_WHAT IS NEEDED:_ Decide whether each statement below agrees with the thread on integrating ln(x+1)/x^2, answering yes or no and quoting the deciding words of the thread. 1. The first answer proposes integration by parts. 2. The result is said to hold when x equals 0. 3. The answer was checked by differentiating with the product rule.

_PASSAGE PROVIDED:_

┄┄┄┄┄┄

What is the integral of (ln(x+1)/(x^2)) dx?
Answers:
this problem can be solved by using integration by parts
int(u)dv =uv -int(v)du
putting u = ln(x+1) and dv/dx =1/x^2 >>>>>> v= -1/x
and du/dx = 1/(1+x)
int(ln(x+1)/x^2 =ln(x+1).-1/x +A -int(-1/x.1/(x+1))dx
= -ln(x+1)x + A + int(1/x(x+1))dx
using partial fractions,
1/x(x+1) = 1/x - 1/(x+1)
so, int (1/x(x+1))dx = int(1/x)dx-int(1/(x+1))dx
=ln x-ln(x+1)+B say
let A+B=C say,a constant
therefore,
int(ln(x+1)/x^2)dx = -ln(x+1)/x - ln(x+1) +ln x +C
= -(x+1)/x(ln(x+1)) +ln x +C
= ln x - (x+1)(ln(x+1))/x + C
note that this answer is subject to the restriction that x cannot be equal to 0 or -1
when x=0 or-1,the above answer is a singularity- when you are taking the log of less than 0-,the log is a complex number
i checked this answer by differentiating it by the quotient rule
and produced the original integral-it is therefore correct
log(x) - ((x +1)log(x+1) )/x
When you want to integrate things. Use Wolfram's integrator.

┄┄┄┄┄┄

_ITEMS:_

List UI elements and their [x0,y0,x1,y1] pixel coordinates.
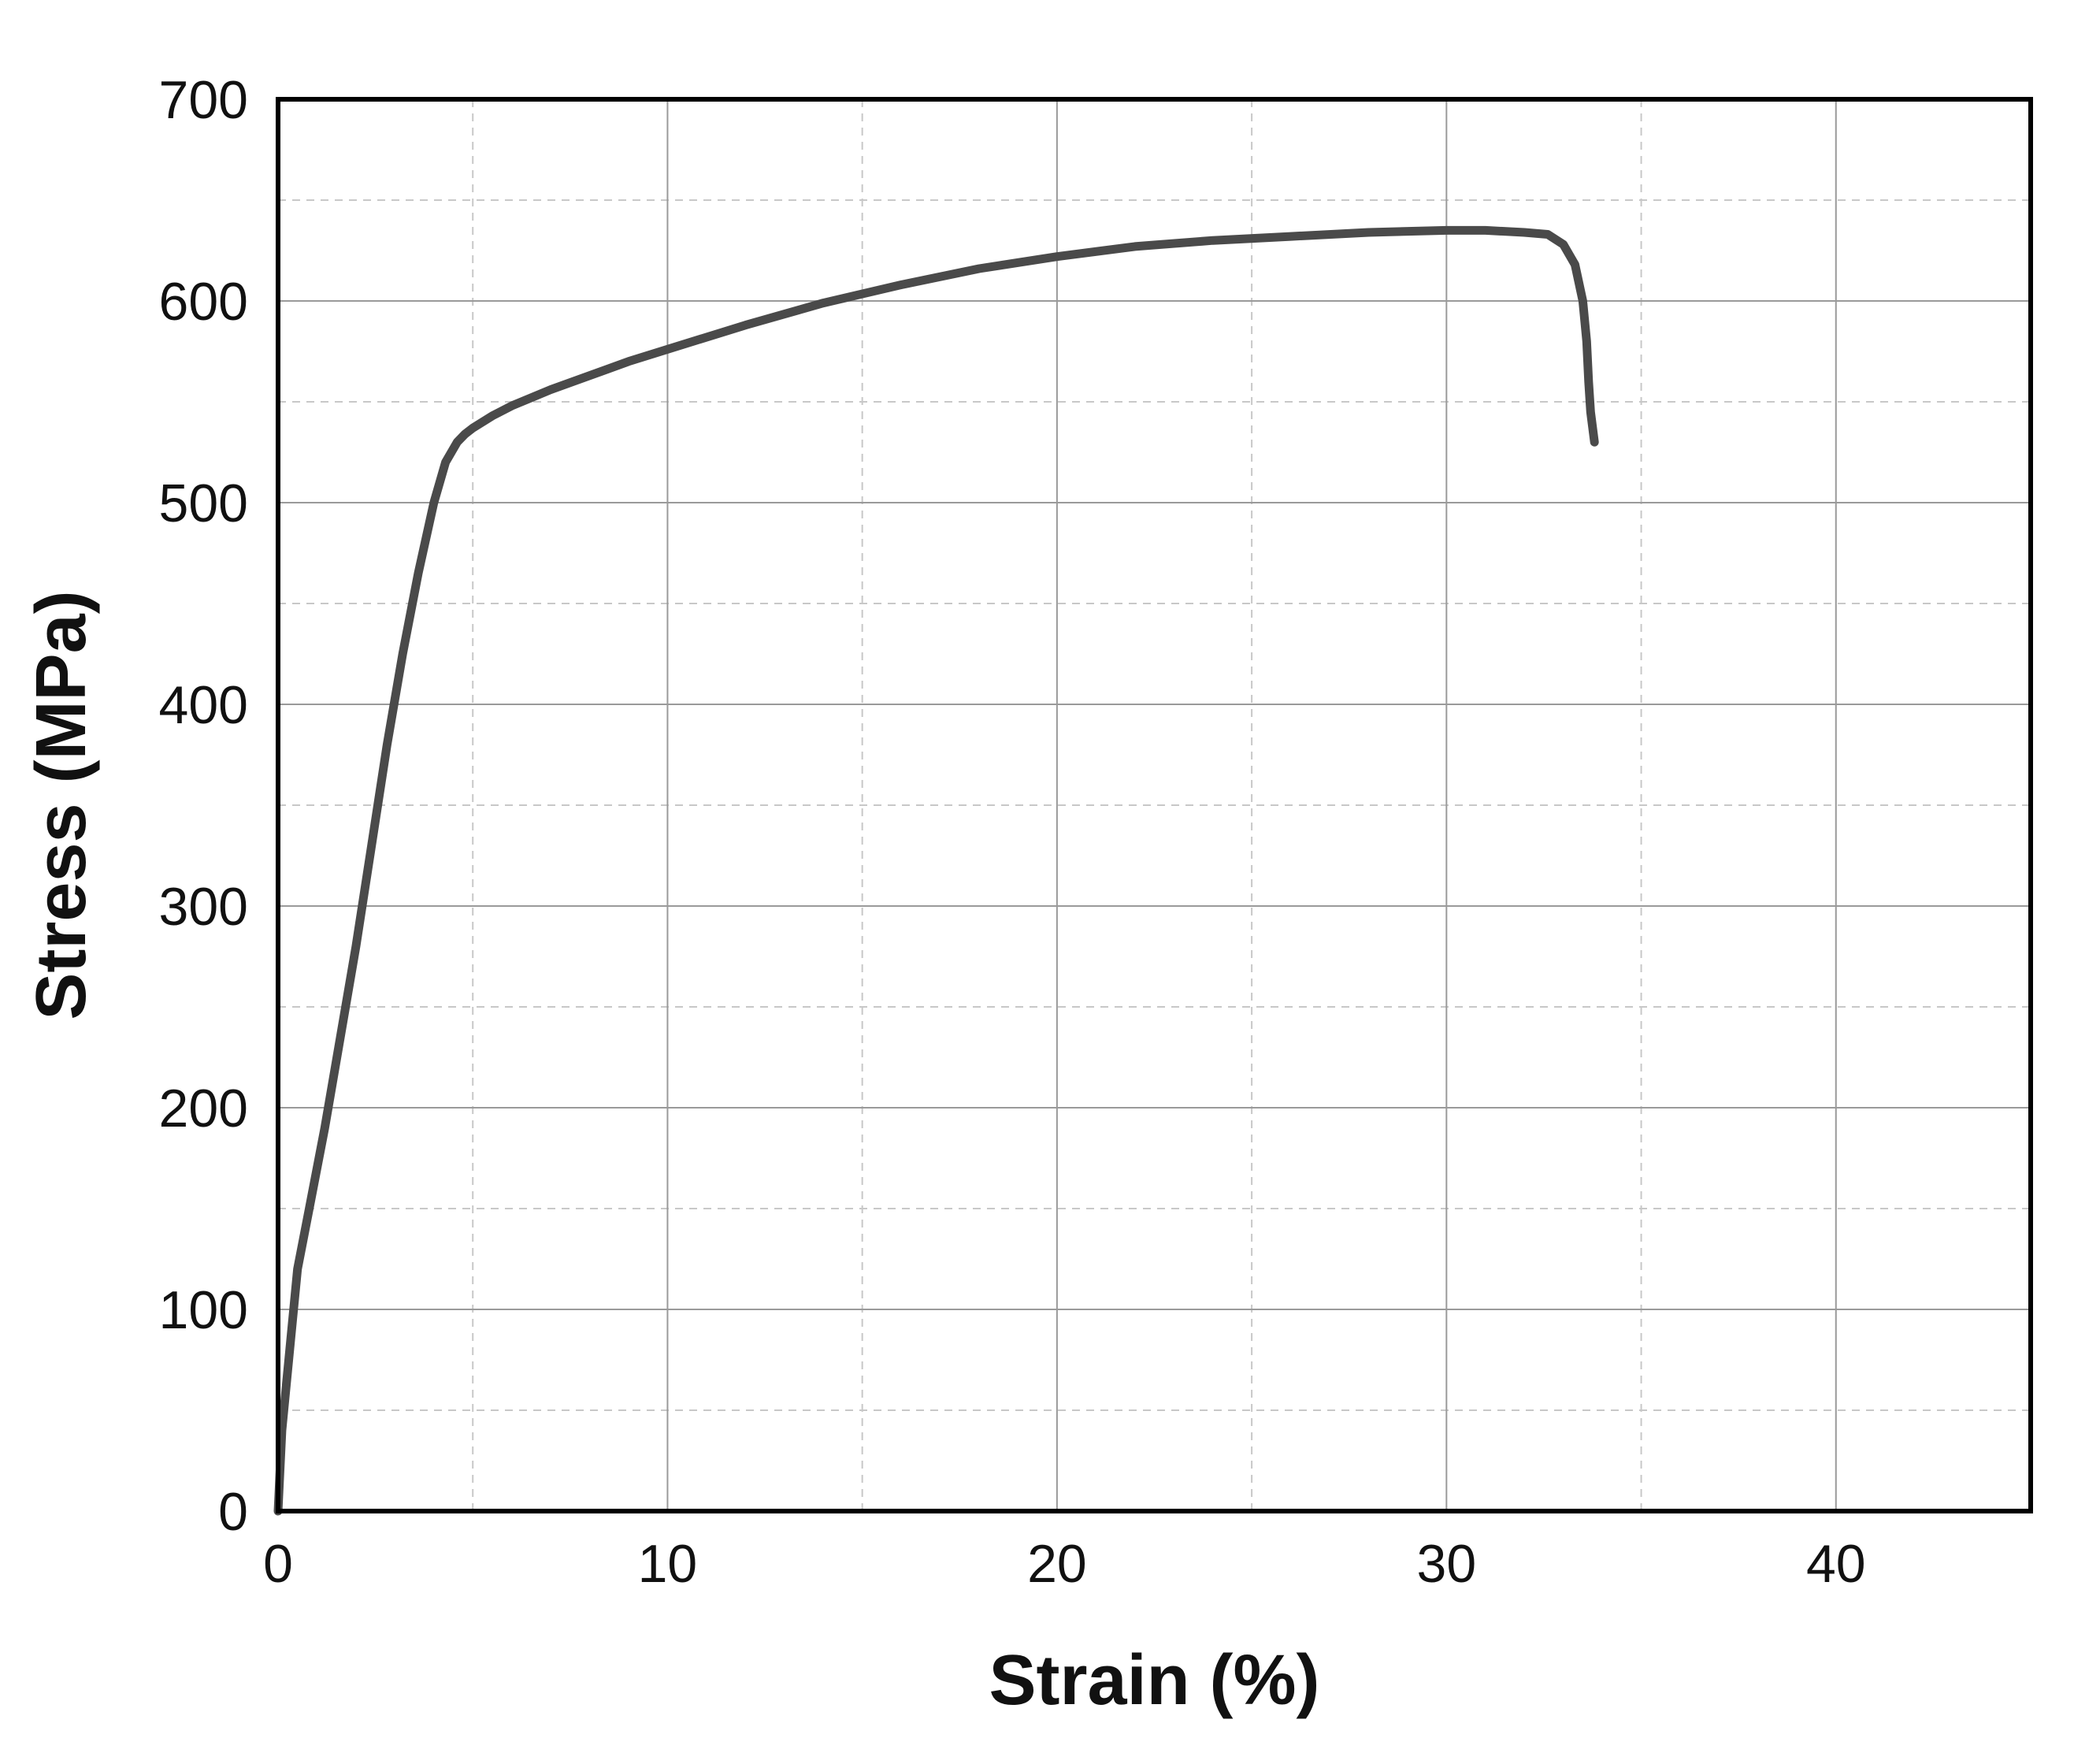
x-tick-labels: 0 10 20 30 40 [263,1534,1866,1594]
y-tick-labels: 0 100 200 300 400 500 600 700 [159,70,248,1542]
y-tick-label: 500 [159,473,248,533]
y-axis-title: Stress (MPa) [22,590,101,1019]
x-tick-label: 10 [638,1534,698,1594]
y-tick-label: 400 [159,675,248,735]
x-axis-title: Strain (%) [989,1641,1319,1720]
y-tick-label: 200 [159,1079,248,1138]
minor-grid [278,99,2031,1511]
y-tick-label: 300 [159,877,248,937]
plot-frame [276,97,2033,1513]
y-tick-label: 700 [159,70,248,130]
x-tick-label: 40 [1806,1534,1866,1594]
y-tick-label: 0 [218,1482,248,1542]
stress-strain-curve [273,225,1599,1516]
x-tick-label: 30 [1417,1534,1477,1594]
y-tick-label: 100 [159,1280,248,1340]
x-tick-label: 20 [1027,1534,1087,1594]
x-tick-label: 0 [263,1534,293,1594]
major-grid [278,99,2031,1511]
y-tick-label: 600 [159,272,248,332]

┄┄┄┄┄┄

_IN RESPONSE:_
1. Yes: "this problem can be solved by using integration by parts"
2. No: "this answer is subject to the restriction that x cannot be equal to 0 or -1"
3. No: "i checked this answer by differentiating it by the quotient rule"